▶ [The problem]: Extract every line below that contains the word "possibilidade".

-------- Provided records --------

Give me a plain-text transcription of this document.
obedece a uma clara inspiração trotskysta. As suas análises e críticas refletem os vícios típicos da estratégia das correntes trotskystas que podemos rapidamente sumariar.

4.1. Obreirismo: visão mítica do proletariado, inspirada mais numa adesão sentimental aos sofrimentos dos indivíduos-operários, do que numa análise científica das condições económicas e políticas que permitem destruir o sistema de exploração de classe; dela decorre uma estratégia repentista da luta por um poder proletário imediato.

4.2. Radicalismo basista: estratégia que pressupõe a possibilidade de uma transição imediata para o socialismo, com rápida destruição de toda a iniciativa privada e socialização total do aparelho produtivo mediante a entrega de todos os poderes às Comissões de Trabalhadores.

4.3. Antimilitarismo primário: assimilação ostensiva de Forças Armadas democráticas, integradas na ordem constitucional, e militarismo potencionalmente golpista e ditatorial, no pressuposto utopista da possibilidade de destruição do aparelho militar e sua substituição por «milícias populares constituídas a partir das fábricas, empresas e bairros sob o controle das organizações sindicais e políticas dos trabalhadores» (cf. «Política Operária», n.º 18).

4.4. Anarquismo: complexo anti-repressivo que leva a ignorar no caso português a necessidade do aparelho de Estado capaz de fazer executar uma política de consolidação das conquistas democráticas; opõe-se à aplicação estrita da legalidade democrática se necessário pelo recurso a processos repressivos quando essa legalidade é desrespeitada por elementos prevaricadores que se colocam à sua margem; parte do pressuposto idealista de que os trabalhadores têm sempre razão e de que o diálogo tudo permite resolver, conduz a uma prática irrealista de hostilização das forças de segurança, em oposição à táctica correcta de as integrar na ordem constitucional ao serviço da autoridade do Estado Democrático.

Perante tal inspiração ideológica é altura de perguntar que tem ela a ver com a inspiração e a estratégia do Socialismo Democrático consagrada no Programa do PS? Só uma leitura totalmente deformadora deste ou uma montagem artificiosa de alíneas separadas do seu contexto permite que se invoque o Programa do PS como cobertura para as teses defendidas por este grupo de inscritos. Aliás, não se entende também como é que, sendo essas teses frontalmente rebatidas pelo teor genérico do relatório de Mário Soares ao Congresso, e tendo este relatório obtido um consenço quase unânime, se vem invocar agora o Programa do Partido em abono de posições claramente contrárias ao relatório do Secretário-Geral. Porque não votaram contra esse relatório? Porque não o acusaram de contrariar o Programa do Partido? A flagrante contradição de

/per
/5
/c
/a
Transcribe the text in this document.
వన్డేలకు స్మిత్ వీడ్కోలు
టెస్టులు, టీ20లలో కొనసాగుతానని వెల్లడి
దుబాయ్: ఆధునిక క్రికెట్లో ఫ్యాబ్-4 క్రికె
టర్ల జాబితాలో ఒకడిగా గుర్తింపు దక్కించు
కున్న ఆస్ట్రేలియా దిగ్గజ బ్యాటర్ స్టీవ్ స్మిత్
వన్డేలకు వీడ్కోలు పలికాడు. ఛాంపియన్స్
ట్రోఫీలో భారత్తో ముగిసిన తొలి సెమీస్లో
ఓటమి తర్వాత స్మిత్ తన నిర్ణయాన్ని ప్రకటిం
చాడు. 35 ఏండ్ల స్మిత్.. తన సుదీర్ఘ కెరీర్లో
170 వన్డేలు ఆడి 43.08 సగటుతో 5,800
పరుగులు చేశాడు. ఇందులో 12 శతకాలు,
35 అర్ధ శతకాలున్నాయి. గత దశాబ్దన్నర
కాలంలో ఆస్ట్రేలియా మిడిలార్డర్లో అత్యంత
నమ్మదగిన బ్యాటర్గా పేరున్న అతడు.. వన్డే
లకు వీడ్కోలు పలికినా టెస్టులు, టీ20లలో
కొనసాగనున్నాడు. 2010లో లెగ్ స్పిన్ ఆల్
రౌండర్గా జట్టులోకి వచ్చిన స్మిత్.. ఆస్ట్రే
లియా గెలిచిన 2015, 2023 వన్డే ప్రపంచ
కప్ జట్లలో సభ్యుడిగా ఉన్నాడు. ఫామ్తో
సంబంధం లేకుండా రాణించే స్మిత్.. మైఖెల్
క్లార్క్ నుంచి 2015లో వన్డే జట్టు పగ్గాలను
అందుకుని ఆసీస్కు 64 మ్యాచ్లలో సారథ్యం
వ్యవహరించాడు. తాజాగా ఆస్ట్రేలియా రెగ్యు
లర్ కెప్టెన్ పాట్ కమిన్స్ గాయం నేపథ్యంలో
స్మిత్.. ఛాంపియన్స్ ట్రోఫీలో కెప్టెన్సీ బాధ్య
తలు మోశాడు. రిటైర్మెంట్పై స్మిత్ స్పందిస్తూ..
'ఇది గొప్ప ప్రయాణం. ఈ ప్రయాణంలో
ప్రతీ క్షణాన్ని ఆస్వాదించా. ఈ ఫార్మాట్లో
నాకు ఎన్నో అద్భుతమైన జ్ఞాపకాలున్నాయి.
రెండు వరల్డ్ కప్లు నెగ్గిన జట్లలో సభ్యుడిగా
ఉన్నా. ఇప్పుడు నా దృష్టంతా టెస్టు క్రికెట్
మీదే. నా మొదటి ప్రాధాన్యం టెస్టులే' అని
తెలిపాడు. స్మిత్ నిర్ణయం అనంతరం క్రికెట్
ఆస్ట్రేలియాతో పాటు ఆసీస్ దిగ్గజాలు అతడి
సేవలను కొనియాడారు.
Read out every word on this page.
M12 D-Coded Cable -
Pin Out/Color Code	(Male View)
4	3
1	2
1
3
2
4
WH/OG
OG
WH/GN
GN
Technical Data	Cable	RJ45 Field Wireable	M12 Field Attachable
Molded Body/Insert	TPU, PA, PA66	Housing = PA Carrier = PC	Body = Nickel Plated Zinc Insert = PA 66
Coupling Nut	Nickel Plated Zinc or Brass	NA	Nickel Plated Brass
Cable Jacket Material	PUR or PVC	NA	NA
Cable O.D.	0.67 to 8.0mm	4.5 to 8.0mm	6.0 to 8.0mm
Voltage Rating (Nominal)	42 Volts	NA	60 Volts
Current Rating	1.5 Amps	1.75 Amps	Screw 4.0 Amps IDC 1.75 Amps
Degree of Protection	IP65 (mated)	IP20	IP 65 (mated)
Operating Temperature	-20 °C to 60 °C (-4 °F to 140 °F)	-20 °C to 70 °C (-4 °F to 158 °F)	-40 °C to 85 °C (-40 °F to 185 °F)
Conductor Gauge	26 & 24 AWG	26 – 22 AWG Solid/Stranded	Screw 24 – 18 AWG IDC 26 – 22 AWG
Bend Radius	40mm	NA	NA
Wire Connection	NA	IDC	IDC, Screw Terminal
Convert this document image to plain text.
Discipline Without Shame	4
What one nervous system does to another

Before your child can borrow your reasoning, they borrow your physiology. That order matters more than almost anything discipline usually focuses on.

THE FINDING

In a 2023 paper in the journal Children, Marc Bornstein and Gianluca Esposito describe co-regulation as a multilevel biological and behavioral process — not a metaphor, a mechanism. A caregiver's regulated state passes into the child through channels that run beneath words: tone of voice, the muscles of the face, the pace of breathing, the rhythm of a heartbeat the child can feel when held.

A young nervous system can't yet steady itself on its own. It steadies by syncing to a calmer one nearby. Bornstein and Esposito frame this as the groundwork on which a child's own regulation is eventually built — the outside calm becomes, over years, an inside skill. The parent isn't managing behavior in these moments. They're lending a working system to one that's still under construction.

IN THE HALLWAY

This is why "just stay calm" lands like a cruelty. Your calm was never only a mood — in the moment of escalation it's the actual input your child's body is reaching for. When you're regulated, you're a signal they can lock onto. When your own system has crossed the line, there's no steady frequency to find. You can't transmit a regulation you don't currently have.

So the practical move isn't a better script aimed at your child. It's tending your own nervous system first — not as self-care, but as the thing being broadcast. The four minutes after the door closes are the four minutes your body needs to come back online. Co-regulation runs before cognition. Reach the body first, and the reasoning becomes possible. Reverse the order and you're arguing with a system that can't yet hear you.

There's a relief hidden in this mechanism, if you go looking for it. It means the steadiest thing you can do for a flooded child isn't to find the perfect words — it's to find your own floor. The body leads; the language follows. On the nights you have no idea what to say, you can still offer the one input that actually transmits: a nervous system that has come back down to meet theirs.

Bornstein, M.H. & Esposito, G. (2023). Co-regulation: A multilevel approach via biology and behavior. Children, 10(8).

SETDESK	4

--------

▶ [The solution]:
4.2. Radicalismo basista: estratégia que pressupõe a possibilidade de uma transição imediata para o socialismo, com rápida destruição de toda a iniciativa privada e socialização total do aparelho produtivo mediante a entrega de todos os poderes às Comissões de Trabalhadores.
4.3. Antimilitarismo primário: assimilação ostensiva de Forças Armadas democráticas, integradas na ordem constitucional, e militarismo potencionalmente golpista e ditatorial, no pressuposto utopista da possibilidade de destruição do aparelho militar e sua substituição por «milícias populares constituídas a partir das fábricas, empresas e bairros sob o controle das organizações sindicais e políticas dos trabalhadores» (cf. «Política Operária», n.º 18).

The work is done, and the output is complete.